┌─ PROVIDED DATA
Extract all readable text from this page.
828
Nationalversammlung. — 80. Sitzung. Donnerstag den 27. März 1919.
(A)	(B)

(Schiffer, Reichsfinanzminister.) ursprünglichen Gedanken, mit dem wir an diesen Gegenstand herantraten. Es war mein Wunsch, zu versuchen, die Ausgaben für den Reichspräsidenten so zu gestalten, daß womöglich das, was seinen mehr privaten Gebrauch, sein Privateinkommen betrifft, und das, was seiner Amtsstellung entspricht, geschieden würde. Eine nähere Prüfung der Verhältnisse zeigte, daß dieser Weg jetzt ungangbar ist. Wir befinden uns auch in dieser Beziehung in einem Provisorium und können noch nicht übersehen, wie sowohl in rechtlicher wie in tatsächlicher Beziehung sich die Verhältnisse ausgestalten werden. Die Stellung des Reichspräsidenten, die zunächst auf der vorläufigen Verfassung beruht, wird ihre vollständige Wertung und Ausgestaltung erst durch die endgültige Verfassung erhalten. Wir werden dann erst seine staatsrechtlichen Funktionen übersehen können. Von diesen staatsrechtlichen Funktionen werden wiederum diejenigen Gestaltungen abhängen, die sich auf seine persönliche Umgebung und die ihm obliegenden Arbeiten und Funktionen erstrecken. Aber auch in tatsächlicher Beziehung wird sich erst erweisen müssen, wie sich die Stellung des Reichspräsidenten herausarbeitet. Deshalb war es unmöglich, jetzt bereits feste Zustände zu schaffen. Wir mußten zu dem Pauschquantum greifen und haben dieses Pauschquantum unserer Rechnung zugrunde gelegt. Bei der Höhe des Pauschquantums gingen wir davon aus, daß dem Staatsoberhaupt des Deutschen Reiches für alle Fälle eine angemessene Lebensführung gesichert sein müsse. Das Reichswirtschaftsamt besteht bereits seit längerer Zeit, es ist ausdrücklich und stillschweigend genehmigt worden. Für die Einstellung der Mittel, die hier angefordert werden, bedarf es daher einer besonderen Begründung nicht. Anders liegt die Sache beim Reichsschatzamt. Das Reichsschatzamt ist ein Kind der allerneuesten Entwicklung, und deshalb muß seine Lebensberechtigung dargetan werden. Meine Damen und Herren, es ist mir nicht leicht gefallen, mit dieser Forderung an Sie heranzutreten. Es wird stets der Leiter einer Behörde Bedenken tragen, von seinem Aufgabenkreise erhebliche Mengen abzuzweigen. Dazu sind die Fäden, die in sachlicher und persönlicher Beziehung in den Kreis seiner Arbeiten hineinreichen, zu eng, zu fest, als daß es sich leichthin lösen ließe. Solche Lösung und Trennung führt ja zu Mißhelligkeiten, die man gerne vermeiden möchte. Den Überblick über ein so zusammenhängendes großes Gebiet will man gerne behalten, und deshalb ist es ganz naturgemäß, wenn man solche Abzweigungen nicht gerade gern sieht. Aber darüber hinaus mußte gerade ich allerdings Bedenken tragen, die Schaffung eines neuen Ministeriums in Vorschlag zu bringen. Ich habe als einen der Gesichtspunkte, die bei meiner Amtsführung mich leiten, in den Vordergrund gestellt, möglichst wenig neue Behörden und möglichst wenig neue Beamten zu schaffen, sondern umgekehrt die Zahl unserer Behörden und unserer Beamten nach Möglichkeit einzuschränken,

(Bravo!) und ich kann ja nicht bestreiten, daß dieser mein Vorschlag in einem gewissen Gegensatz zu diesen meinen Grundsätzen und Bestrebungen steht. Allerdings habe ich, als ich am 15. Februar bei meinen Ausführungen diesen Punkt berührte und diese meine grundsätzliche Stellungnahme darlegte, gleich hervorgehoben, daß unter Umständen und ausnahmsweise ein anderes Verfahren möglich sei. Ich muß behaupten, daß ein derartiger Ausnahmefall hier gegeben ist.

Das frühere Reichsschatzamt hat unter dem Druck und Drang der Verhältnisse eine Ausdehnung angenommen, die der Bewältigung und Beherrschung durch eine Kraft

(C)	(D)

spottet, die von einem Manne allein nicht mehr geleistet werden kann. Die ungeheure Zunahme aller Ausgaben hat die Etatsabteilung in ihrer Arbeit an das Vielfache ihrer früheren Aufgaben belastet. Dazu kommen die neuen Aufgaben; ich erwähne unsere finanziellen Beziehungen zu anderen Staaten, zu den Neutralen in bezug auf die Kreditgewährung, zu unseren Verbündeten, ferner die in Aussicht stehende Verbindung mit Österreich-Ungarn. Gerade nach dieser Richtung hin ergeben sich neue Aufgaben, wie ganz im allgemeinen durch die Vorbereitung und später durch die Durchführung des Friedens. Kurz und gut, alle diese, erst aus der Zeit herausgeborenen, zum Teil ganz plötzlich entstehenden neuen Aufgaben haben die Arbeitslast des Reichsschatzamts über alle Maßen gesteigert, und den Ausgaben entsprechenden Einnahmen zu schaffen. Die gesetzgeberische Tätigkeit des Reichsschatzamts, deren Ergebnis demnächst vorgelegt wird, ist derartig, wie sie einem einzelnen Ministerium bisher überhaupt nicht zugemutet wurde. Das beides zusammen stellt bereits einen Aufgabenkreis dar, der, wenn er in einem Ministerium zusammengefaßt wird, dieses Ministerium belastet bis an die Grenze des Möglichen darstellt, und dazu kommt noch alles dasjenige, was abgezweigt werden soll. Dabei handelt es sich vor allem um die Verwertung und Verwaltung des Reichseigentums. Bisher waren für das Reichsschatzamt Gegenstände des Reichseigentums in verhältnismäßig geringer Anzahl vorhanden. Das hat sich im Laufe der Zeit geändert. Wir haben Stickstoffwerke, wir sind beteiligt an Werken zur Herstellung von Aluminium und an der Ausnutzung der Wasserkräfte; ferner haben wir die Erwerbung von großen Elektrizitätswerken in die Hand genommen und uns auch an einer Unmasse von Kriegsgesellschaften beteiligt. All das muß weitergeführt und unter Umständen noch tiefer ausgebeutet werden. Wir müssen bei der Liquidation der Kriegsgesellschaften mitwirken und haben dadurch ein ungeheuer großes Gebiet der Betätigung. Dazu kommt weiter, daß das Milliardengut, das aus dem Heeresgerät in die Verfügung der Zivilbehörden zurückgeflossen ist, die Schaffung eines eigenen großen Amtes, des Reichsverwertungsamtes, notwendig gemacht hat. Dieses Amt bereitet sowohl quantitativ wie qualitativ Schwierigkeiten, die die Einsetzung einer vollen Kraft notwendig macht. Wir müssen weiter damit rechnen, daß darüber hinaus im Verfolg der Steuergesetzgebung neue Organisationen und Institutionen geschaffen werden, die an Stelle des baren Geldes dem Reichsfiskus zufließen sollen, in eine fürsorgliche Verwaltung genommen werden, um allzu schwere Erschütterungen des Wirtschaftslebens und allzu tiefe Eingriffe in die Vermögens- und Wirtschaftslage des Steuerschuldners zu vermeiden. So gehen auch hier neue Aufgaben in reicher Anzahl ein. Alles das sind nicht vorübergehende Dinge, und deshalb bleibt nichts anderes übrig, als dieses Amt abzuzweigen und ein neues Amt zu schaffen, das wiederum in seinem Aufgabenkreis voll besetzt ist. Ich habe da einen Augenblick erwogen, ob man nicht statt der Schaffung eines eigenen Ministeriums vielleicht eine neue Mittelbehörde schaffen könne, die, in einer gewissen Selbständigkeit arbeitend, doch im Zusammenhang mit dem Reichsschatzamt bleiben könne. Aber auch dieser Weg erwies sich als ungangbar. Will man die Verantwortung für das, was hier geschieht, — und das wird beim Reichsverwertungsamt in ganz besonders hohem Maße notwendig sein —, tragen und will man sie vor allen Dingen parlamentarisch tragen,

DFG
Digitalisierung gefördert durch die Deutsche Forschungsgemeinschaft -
└─
| WHAT THIS TASK INVOLVES |
Every single record must be transcribed exactly as it stands.

| SOLUTION BELOW |
Extract all readable text from this page.
828
Nationalversammlung. — 80. Sitzung. Donnerstag den 27. März 1919.
(A)	(B)

(Schiffer, Reichsfinanzminister.) ursprünglichen Gedanken, mit dem wir an diesen Gegenstand herantraten. Es war mein Wunsch, zu versuchen, die Ausgaben für den Reichspräsidenten so zu gestalten, daß womöglich das, was seinen mehr privaten Gebrauch, sein Privateinkommen betrifft, und das, was seiner Amtsstellung entspricht, geschieden würde. Eine nähere Prüfung der Verhältnisse zeigte, daß dieser Weg jetzt ungangbar ist. Wir befinden uns auch in dieser Beziehung in einem Provisorium und können noch nicht übersehen, wie sowohl in rechtlicher wie in tatsächlicher Beziehung sich die Verhältnisse ausgestalten werden. Die Stellung des Reichspräsidenten, die zunächst auf der vorläufigen Verfassung beruht, wird ihre vollständige Wertung und Ausgestaltung erst durch die endgültige Verfassung erhalten. Wir werden dann erst seine staatsrechtlichen Funktionen übersehen können. Von diesen staatsrechtlichen Funktionen werden wiederum diejenigen Gestaltungen abhängen, die sich auf seine persönliche Umgebung und die ihm obliegenden Arbeiten und Funktionen erstrecken. Aber auch in tatsächlicher Beziehung wird sich erst erweisen müssen, wie sich die Stellung des Reichspräsidenten herausarbeitet. Deshalb war es unmöglich, jetzt bereits feste Zustände zu schaffen. Wir mußten zu dem Pauschquantum greifen und haben dieses Pauschquantum unserer Rechnung zugrunde gelegt. Bei der Höhe des Pauschquantums gingen wir davon aus, daß dem Staatsoberhaupt des Deutschen Reiches für alle Fälle eine angemessene Lebensführung gesichert sein müsse. Das Reichswirtschaftsamt besteht bereits seit längerer Zeit, es ist ausdrücklich und stillschweigend genehmigt worden. Für die Einstellung der Mittel, die hier angefordert werden, bedarf es daher einer besonderen Begründung nicht. Anders liegt die Sache beim Reichsschatzamt. Das Reichsschatzamt ist ein Kind der allerneuesten Entwicklung, und deshalb muß seine Lebensberechtigung dargetan werden. Meine Damen und Herren, es ist mir nicht leicht gefallen, mit dieser Forderung an Sie heranzutreten. Es wird stets der Leiter einer Behörde Bedenken tragen, von seinem Aufgabenkreise erhebliche Mengen abzuzweigen. Dazu sind die Fäden, die in sachlicher und persönlicher Beziehung in den Kreis seiner Arbeiten hineinreichen, zu eng, zu fest, als daß es sich leichthin lösen ließe. Solche Lösung und Trennung führt ja zu Mißhelligkeiten, die man gerne vermeiden möchte. Den Überblick über ein so zusammenhängendes großes Gebiet will man gerne behalten, und deshalb ist es ganz naturgemäß, wenn man solche Abzweigungen nicht gerade gern sieht. Aber darüber hinaus mußte gerade ich allerdings Bedenken tragen, die Schaffung eines neuen Ministeriums in Vorschlag zu bringen. Ich habe als einen der Gesichtspunkte, die bei meiner Amtsführung mich leiten, in den Vordergrund gestellt, möglichst wenig neue Behörden und möglichst wenig neue Beamten zu schaffen, sondern umgekehrt die Zahl unserer Behörden und unserer Beamten nach Möglichkeit einzuschränken,

(Bravo!) und ich kann ja nicht bestreiten, daß dieser mein Vorschlag in einem gewissen Gegensatz zu diesen meinen Grundsätzen und Bestrebungen steht. Allerdings habe ich, als ich am 15. Februar bei meinen Ausführungen diesen Punkt berührte und diese meine grundsätzliche Stellungnahme darlegte, gleich hervorgehoben, daß unter Umständen und ausnahmsweise ein anderes Verfahren möglich sei. Ich muß behaupten, daß ein derartiger Ausnahmefall hier gegeben ist.

Das frühere Reichsschatzamt hat unter dem Druck und Drang der Verhältnisse eine Ausdehnung angenommen, die der Bewältigung und Beherrschung durch eine Kraft

(C)	(D)

spottet, die von einem Manne allein nicht mehr geleistet werden kann. Die ungeheure Zunahme aller Ausgaben hat die Etatsabteilung in ihrer Arbeit an das Vielfache ihrer früheren Aufgaben belastet. Dazu kommen die neuen Aufgaben; ich erwähne unsere finanziellen Beziehungen zu anderen Staaten, zu den Neutralen in bezug auf die Kreditgewährung, zu unseren Verbündeten, ferner die in Aussicht stehende Verbindung mit Österreich-Ungarn. Gerade nach dieser Richtung hin ergeben sich neue Aufgaben, wie ganz im allgemeinen durch die Vorbereitung und später durch die Durchführung des Friedens. Kurz und gut, alle diese, erst aus der Zeit herausgeborenen, zum Teil ganz plötzlich entstehenden neuen Aufgaben haben die Arbeitslast des Reichsschatzamts über alle Maßen gesteigert, und den Ausgaben entsprechenden Einnahmen zu schaffen. Die gesetzgeberische Tätigkeit des Reichsschatzamts, deren Ergebnis demnächst vorgelegt wird, ist derartig, wie sie einem einzelnen Ministerium bisher überhaupt nicht zugemutet wurde. Das beides zusammen stellt bereits einen Aufgabenkreis dar, der, wenn er in einem Ministerium zusammengefaßt wird, dieses Ministerium belastet bis an die Grenze des Möglichen darstellt, und dazu kommt noch alles dasjenige, was abgezweigt werden soll. Dabei handelt es sich vor allem um die Verwertung und Verwaltung des Reichseigentums. Bisher waren für das Reichsschatzamt Gegenstände des Reichseigentums in verhältnismäßig geringer Anzahl vorhanden. Das hat sich im Laufe der Zeit geändert. Wir haben Stickstoffwerke, wir sind beteiligt an Werken zur Herstellung von Aluminium und an der Ausnutzung der Wasserkräfte; ferner haben wir die Erwerbung von großen Elektrizitätswerken in die Hand genommen und uns auch an einer Unmasse von Kriegsgesellschaften beteiligt. All das muß weitergeführt und unter Umständen noch tiefer ausgebeutet werden. Wir müssen bei der Liquidation der Kriegsgesellschaften mitwirken und haben dadurch ein ungeheuer großes Gebiet der Betätigung. Dazu kommt weiter, daß das Milliardengut, das aus dem Heeresgerät in die Verfügung der Zivilbehörden zurückgeflossen ist, die Schaffung eines eigenen großen Amtes, des Reichsverwertungsamtes, notwendig gemacht hat. Dieses Amt bereitet sowohl quantitativ wie qualitativ Schwierigkeiten, die die Einsetzung einer vollen Kraft notwendig macht. Wir müssen weiter damit rechnen, daß darüber hinaus im Verfolg der Steuergesetzgebung neue Organisationen und Institutionen geschaffen werden, die an Stelle des baren Geldes dem Reichsfiskus zufließen sollen, in eine fürsorgliche Verwaltung genommen werden, um allzu schwere Erschütterungen des Wirtschaftslebens und allzu tiefe Eingriffe in die Vermögens- und Wirtschaftslage des Steuerschuldners zu vermeiden. So gehen auch hier neue Aufgaben in reicher Anzahl ein. Alles das sind nicht vorübergehende Dinge, und deshalb bleibt nichts anderes übrig, als dieses Amt abzuzweigen und ein neues Amt zu schaffen, das wiederum in seinem Aufgabenkreis voll besetzt ist. Ich habe da einen Augenblick erwogen, ob man nicht statt der Schaffung eines eigenen Ministeriums vielleicht eine neue Mittelbehörde schaffen könne, die, in einer gewissen Selbständigkeit arbeitend, doch im Zusammenhang mit dem Reichsschatzamt bleiben könne. Aber auch dieser Weg erwies sich als ungangbar. Will man die Verantwortung für das, was hier geschieht, — und das wird beim Reichsverwertungsamt in ganz besonders hohem Maße notwendig sein —, tragen und will man sie vor allen Dingen parlamentarisch tragen,

DFG
Digitalisierung gefördert durch die Deutsche Forschungsgemeinschaft -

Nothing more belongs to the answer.